--- Begin ---
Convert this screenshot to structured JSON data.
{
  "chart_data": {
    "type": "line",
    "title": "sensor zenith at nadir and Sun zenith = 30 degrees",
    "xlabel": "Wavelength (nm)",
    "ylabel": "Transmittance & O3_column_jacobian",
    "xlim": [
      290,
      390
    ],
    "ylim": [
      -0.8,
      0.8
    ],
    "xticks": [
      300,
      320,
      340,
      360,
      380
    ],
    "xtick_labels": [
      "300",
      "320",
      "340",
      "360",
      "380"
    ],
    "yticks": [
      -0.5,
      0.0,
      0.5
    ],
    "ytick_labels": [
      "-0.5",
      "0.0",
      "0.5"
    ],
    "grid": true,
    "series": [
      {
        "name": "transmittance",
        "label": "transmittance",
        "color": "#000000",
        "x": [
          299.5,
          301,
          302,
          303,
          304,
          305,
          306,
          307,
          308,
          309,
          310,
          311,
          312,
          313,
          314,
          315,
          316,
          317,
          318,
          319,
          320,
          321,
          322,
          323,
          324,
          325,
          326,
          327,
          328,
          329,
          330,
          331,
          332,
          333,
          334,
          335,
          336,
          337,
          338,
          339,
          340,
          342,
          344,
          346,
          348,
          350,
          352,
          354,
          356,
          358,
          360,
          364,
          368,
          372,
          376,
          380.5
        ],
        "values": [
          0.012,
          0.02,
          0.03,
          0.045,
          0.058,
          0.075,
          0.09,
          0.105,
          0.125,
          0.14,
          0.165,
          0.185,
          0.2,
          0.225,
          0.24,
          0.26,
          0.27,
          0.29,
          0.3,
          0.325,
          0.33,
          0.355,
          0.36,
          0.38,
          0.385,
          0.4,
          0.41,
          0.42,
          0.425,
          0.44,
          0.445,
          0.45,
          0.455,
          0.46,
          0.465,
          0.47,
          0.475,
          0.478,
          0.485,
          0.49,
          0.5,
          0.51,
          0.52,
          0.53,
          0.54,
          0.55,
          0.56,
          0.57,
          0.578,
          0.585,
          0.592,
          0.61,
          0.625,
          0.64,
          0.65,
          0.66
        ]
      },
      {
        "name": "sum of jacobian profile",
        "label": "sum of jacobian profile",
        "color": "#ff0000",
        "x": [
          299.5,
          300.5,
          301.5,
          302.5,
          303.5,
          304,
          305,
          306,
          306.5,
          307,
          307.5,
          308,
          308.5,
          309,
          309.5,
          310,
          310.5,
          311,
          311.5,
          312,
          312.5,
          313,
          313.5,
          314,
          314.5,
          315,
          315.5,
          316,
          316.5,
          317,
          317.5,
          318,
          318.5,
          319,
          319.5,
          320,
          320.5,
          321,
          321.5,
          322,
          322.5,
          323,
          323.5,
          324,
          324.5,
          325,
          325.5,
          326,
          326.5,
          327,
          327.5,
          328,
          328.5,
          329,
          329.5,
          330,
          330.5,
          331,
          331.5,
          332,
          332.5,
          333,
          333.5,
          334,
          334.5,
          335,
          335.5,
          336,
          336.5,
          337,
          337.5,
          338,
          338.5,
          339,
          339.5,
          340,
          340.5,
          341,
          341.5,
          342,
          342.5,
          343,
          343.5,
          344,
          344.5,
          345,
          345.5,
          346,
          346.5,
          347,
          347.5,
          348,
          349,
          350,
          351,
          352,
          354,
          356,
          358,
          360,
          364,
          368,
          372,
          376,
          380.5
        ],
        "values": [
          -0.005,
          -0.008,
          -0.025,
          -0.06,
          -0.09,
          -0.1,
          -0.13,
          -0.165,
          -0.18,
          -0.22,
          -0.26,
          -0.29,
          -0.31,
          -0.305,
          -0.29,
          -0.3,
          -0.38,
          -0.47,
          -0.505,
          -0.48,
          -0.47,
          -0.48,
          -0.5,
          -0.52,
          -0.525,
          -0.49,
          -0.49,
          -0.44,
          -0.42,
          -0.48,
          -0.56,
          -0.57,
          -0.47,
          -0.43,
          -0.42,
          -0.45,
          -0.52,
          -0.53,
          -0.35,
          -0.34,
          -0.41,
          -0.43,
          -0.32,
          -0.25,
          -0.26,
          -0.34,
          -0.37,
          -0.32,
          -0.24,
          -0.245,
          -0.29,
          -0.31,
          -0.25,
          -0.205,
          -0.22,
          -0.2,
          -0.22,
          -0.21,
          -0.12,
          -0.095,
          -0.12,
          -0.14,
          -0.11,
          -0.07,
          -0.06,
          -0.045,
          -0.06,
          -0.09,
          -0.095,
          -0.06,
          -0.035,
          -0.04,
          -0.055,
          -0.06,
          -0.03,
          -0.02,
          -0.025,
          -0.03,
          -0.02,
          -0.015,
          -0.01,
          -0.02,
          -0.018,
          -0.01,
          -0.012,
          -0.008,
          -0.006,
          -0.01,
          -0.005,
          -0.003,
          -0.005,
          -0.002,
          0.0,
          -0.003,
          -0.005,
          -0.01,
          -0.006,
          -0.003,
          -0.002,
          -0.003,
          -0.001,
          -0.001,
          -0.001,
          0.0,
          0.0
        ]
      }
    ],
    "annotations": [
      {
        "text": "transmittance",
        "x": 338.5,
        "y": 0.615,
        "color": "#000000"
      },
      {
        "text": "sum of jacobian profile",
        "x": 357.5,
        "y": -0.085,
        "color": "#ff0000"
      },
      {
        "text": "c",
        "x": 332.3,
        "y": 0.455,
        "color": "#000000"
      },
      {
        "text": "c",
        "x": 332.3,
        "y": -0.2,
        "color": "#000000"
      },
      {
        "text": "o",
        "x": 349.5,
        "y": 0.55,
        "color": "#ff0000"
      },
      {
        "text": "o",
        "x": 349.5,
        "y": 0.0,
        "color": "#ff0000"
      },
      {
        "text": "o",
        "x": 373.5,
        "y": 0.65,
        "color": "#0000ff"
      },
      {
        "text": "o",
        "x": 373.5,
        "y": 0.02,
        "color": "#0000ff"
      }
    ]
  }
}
--- End ---
### Given request
Please set down the whole listing above without altering a single line.

### Result
Convert this screenshot to structured JSON data.
{
  "chart_data": {
    "type": "line",
    "title": "sensor zenith at nadir and Sun zenith = 30 degrees",
    "xlabel": "Wavelength (nm)",
    "ylabel": "Transmittance & O3_column_jacobian",
    "xlim": [
      290,
      390
    ],
    "ylim": [
      -0.8,
      0.8
    ],
    "xticks": [
      300,
      320,
      340,
      360,
      380
    ],
    "xtick_labels": [
      "300",
      "320",
      "340",
      "360",
      "380"
    ],
    "yticks": [
      -0.5,
      0.0,
      0.5
    ],
    "ytick_labels": [
      "-0.5",
      "0.0",
      "0.5"
    ],
    "grid": true,
    "series": [
      {
        "name": "transmittance",
        "label": "transmittance",
        "color": "#000000",
        "x": [
          299.5,
          301,
          302,
          303,
          304,
          305,
          306,
          307,
          308,
          309,
          310,
          311,
          312,
          313,
          314,
          315,
          316,
          317,
          318,
          319,
          320,
          321,
          322,
          323,
          324,
          325,
          326,
          327,
          328,
          329,
          330,
          331,
          332,
          333,
          334,
          335,
          336,
          337,
          338,
          339,
          340,
          342,
          344,
          346,
          348,
          350,
          352,
          354,
          356,
          358,
          360,
          364,
          368,
          372,
          376,
          380.5
        ],
        "values": [
          0.012,
          0.02,
          0.03,
          0.045,
          0.058,
          0.075,
          0.09,
          0.105,
          0.125,
          0.14,
          0.165,
          0.185,
          0.2,
          0.225,
          0.24,
          0.26,
          0.27,
          0.29,
          0.3,
          0.325,
          0.33,
          0.355,
          0.36,
          0.38,
          0.385,
          0.4,
          0.41,
          0.42,
          0.425,
          0.44,
          0.445,
          0.45,
          0.455,
          0.46,
          0.465,
          0.47,
          0.475,
          0.478,
          0.485,
          0.49,
          0.5,
          0.51,
          0.52,
          0.53,
          0.54,
          0.55,
          0.56,
          0.57,
          0.578,
          0.585,
          0.592,
          0.61,
          0.625,
          0.64,
          0.65,
          0.66
        ]
      },
      {
        "name": "sum of jacobian profile",
        "label": "sum of jacobian profile",
        "color": "#ff0000",
        "x": [
          299.5,
          300.5,
          301.5,
          302.5,
          303.5,
          304,
          305,
          306,
          306.5,
          307,
          307.5,
          308,
          308.5,
          309,
          309.5,
          310,
          310.5,
          311,
          311.5,
          312,
          312.5,
          313,
          313.5,
          314,
          314.5,
          315,
          315.5,
          316,
          316.5,
          317,
          317.5,
          318,
          318.5,
          319,
          319.5,
          320,
          320.5,
          321,
          321.5,
          322,
          322.5,
          323,
          323.5,
          324,
          324.5,
          325,
          325.5,
          326,
          326.5,
          327,
          327.5,
          328,
          328.5,
          329,
          329.5,
          330,
          330.5,
          331,
          331.5,
          332,
          332.5,
          333,
          333.5,
          334,
          334.5,
          335,
          335.5,
          336,
          336.5,
          337,
          337.5,
          338,
          338.5,
          339,
          339.5,
          340,
          340.5,
          341,
          341.5,
          342,
          342.5,
          343,
          343.5,
          344,
          344.5,
          345,
          345.5,
          346,
          346.5,
          347,
          347.5,
          348,
          349,
          350,
          351,
          352,
          354,
          356,
          358,
          360,
          364,
          368,
          372,
          376,
          380.5
        ],
        "values": [
          -0.005,
          -0.008,
          -0.025,
          -0.06,
          -0.09,
          -0.1,
          -0.13,
          -0.165,
          -0.18,
          -0.22,
          -0.26,
          -0.29,
          -0.31,
          -0.305,
          -0.29,
          -0.3,
          -0.38,
          -0.47,
          -0.505,
          -0.48,
          -0.47,
          -0.48,
          -0.5,
          -0.52,
          -0.525,
          -0.49,
          -0.49,
          -0.44,
          -0.42,
          -0.48,
          -0.56,
          -0.57,
          -0.47,
          -0.43,
          -0.42,
          -0.45,
          -0.52,
          -0.53,
          -0.35,
          -0.34,
          -0.41,
          -0.43,
          -0.32,
          -0.25,
          -0.26,
          -0.34,
          -0.37,
          -0.32,
          -0.24,
          -0.245,
          -0.29,
          -0.31,
          -0.25,
          -0.205,
          -0.22,
          -0.2,
          -0.22,
          -0.21,
          -0.12,
          -0.095,
          -0.12,
          -0.14,
          -0.11,
          -0.07,
          -0.06,
          -0.045,
          -0.06,
          -0.09,
          -0.095,
          -0.06,
          -0.035,
          -0.04,
          -0.055,
          -0.06,
          -0.03,
          -0.02,
          -0.025,
          -0.03,
          -0.02,
          -0.015,
          -0.01,
          -0.02,
          -0.018,
          -0.01,
          -0.012,
          -0.008,
          -0.006,
          -0.01,
          -0.005,
          -0.003,
          -0.005,
          -0.002,
          0.0,
          -0.003,
          -0.005,
          -0.01,
          -0.006,
          -0.003,
          -0.002,
          -0.003,
          -0.001,
          -0.001,
          -0.001,
          0.0,
          0.0
        ]
      }
    ],
    "annotations": [
      {
        "text": "transmittance",
        "x": 338.5,
        "y": 0.615,
        "color": "#000000"
      },
      {
        "text": "sum of jacobian profile",
        "x": 357.5,
        "y": -0.085,
        "color": "#ff0000"
      },
      {
        "text": "c",
        "x": 332.3,
        "y": 0.455,
        "color": "#000000"
      },
      {
        "text": "c",
        "x": 332.3,
        "y": -0.2,
        "color": "#000000"
      },
      {
        "text": "o",
        "x": 349.5,
        "y": 0.55,
        "color": "#ff0000"
      },
      {
        "text": "o",
        "x": 349.5,
        "y": 0.0,
        "color": "#ff0000"
      },
      {
        "text": "o",
        "x": 373.5,
        "y": 0.65,
        "color": "#0000ff"
      },
      {
        "text": "o",
        "x": 373.5,
        "y": 0.02,
        "color": "#0000ff"
      }
    ]
  }
}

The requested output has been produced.